## To-do list
(1) In the patch thread on MTL stolen memory mapping, what does the address in the PTE represent for stolen memory on MTL and beyond?
(2) In the patch thread on MTL stolen memory mapping, why does Matt Roper propose adding a "resource_is_stolen_devmem" check that is called only from the pagetable encoding functions?
(3) Continue the patch thread on MTL stolen memory mapping from where it stops.

## Source document
—————
[Intel-xe] [PATCH 1/4] drm/xe: Fix MTL+ stolen memory mapping

Matthew Auld matthew.auld at intel.com
Wed Jul 26 15:19:43 UTC 2023


On 26/07/2023 16:13, Lucas De Marchi wrote:
> On Tue, Jul 25, 2023 at 03:47:18PM -0700, Matt Roper wrote:
>> On Tue, Jul 25, 2023 at 01:28:33PM -0700, Lucas De Marchi wrote:
>>> Based on commit 8d8d062be6b9 ("drm/i915/mtl: Fix MTL stolen memory GGTT
>>> mapping"). For stolen on MTL and beyond, the address in the PTE is the
>>> offset from DSM base. While at it, update the comments explaining each
>>> part of the calculation.
>>>
>>> v2: Also change resource_is_stolen_vram() so the right PTE bit is set
>>
>> With a bit more testing locally I noticed that I'm seeing some warnings
>> and crashes on driver unload when display is enabled.  I'm not 100% sure
>> they're tied to this, but it seems like they could be.
>>
>> The first warning is
>>
>>    WARNING: CPU: 10 PID: 4710 at 
>> drivers/gpu/drm/xe/xe_ttm_vram_mgr.c:324 ttm_vram_mgr_fini+0x15e/0x170 
>> [xe]
>>
>> which is
>>
>>        WARN_ON_ONCE(mgr->visible_avail != mgr->visible_size);
>>
>> From there things go downhill --- circular locking detected, slab cache
>> problems, and KASAN use-after-free reports.
> 
> I can only reproduce the warnings above, not the crashes, circular
> lockings etc. They don't seem related to this patch. More below.
> 
>>
>> Without digging through the code in depth, my worry is that by just
>> marking this stolen memory as vram everywhere in the driver, we try to
>> return the framebuffer to the otherwise empty/uninitialized VRAM pool,
>> even though it isn't truly VRAM.
>>
>> Maybe it would be better to make a change with less side effects
>> elsewhere in the code.  E.g., add a "resource_is_stolen_devmem" that
>> only gets called from the pagetable encoding functions to set the DM=1
>> bit and not anywhere else?
—————
(Element boundary records)
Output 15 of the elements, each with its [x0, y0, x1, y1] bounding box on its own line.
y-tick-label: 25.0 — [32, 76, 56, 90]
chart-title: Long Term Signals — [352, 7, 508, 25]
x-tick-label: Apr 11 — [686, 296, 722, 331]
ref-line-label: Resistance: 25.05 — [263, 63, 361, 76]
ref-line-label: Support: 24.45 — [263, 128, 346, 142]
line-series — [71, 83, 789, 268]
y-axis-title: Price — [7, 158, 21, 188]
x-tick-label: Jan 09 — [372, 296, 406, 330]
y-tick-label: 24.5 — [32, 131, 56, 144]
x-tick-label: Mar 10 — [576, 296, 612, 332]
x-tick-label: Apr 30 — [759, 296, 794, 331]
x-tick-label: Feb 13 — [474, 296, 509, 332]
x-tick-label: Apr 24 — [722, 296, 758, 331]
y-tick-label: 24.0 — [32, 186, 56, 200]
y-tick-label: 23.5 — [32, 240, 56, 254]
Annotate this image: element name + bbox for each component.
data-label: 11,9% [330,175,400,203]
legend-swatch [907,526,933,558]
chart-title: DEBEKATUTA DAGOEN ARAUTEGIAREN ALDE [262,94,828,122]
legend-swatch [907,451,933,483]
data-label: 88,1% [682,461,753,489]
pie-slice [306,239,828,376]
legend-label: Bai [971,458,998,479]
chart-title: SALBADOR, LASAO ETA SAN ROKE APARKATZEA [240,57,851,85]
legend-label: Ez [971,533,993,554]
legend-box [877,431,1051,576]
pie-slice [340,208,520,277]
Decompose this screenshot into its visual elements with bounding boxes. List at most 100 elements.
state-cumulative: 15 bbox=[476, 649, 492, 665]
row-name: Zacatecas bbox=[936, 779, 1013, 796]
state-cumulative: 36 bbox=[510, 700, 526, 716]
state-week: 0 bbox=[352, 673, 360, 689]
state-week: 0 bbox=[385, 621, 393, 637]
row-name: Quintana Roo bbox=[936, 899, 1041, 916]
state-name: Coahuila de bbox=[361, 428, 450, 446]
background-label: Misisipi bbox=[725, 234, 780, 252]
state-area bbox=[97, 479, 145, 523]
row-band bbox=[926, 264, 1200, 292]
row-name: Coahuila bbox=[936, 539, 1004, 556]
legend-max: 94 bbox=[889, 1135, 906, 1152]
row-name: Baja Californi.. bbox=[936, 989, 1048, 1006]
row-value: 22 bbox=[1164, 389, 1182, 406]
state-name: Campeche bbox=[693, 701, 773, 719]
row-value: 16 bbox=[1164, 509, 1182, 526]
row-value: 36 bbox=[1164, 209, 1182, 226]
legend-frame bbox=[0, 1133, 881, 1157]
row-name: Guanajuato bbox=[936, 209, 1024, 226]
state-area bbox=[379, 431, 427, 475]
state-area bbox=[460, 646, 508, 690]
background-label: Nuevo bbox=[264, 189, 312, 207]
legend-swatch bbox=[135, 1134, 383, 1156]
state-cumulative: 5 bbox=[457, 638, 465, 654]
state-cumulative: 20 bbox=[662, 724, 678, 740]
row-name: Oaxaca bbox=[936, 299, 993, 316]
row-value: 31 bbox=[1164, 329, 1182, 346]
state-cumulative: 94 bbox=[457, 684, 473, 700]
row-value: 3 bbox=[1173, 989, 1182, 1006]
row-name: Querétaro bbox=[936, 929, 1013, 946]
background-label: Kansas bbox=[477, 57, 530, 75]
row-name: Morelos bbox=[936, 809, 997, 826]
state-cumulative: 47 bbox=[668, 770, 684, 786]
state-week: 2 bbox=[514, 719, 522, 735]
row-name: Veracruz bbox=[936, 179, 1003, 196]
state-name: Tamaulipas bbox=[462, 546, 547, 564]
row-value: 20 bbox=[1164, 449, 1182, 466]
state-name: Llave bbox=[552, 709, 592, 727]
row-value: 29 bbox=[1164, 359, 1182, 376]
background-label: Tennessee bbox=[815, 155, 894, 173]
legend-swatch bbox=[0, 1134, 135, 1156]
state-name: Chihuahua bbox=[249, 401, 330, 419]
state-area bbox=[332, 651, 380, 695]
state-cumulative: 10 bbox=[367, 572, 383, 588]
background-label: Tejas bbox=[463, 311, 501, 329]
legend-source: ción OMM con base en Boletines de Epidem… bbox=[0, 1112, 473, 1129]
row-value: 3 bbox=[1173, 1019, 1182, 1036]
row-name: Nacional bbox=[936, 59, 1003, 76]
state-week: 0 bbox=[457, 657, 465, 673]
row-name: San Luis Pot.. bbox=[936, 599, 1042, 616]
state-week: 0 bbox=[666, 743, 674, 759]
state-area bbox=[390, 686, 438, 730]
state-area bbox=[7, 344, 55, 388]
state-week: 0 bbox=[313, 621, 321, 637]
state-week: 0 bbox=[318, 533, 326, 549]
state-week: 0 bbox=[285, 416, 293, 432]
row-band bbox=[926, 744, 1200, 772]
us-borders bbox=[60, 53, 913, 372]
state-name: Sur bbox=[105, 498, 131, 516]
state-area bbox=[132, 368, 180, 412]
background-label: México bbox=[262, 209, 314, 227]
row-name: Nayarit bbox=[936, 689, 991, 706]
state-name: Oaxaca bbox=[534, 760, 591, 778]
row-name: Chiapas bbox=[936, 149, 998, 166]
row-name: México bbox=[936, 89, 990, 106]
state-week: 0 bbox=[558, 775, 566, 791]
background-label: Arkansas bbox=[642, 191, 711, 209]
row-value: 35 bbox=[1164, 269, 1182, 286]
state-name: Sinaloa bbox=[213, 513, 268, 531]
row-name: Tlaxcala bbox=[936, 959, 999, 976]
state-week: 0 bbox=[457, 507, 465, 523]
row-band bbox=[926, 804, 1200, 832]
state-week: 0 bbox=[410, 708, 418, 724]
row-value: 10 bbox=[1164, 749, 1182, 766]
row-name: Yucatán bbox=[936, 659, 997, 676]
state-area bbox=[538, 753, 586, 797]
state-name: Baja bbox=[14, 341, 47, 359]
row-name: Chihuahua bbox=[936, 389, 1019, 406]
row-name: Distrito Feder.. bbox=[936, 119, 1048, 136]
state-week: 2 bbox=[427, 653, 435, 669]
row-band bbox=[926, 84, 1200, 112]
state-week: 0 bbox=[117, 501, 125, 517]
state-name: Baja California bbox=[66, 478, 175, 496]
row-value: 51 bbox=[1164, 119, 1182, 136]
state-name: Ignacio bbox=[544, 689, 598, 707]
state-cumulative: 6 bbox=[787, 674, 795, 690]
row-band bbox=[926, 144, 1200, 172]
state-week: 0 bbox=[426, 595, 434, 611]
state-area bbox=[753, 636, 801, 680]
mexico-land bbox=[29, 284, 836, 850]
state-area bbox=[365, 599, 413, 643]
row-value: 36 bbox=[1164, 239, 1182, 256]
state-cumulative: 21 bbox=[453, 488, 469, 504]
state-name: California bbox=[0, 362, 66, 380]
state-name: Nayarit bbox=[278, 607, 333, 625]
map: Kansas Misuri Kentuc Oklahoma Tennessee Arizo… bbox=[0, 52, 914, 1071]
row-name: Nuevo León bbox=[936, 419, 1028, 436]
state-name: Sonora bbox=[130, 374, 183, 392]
—————
## Outputs for the tasks
(1) It is the offset from the DSM base.

(2) He worries that marking the stolen memory as VRAM everywhere in the driver causes the framebuffer to be returned to the empty or uninitialized VRAM pool, even though it isn't truly VRAM. Limiting the check to the pagetable encoding functions would set the DM=1 bit without those side effects elsewhere in the code.

(3)
> 
> I think it would make it clearer about the intent since the stolen
> memory is not actually vram, it's just accessed through the PCI BAR. I
> did typed this all into new patches for this series, but it I still
> reproduce the warnings above. They seem related to the small BAR
> addition that added the tracking for the visible portion of the BAR.
> 
> For stolen, it's always 100% visible. Loading the driver without
> display (no warning on module removal):
> 
> root at mtl: ~# cat  /sys/kernel/debug/dri/0/stolen_mm
>    use_type: 1
>    use_tt: 0
>    size: 62914560
>    usage: 0
> default_page_size: 4KiB
> visible_avail: 60MiB
> visible_size: 60MiB
> chunk_size: 4KiB, total: 60MiB, free: 60MiB
> ...
> 
> vs loading it with display:
> 
> root at mtl # cat  /sys/kernel/debug/dri/0/stolen_mm
>    use_type: 1
>    use_tt: 0
>    size: 62914560
>    usage: 25165824
> default_page_size: 4KiB
> visible_avail: 36MiB
> visible_size: 60MiB
> chunk_size: 4KiB, total: 60MiB, free: 36MiB
> 
>  From dmesg:
> [ 3026.756075] xe 0000:00:02.0: [drm:xe_ttm_stolen_mgr_init [xe]] 
> Initialized stolen memory support with 62914560 bytes
> [ 3029.670666] xe 0000:00:02.0: [drm] Allocated fbdev into stolen
> [ 3030.009260] xe 0000:00:02.0: [drm:intel_fbc_update [xe]] reserved 
> 16777216 bytes of contiguous stolen space for FBC, limit: 1
> 
> So the allocations that remain on stolen seem to be the fbdev + FBC.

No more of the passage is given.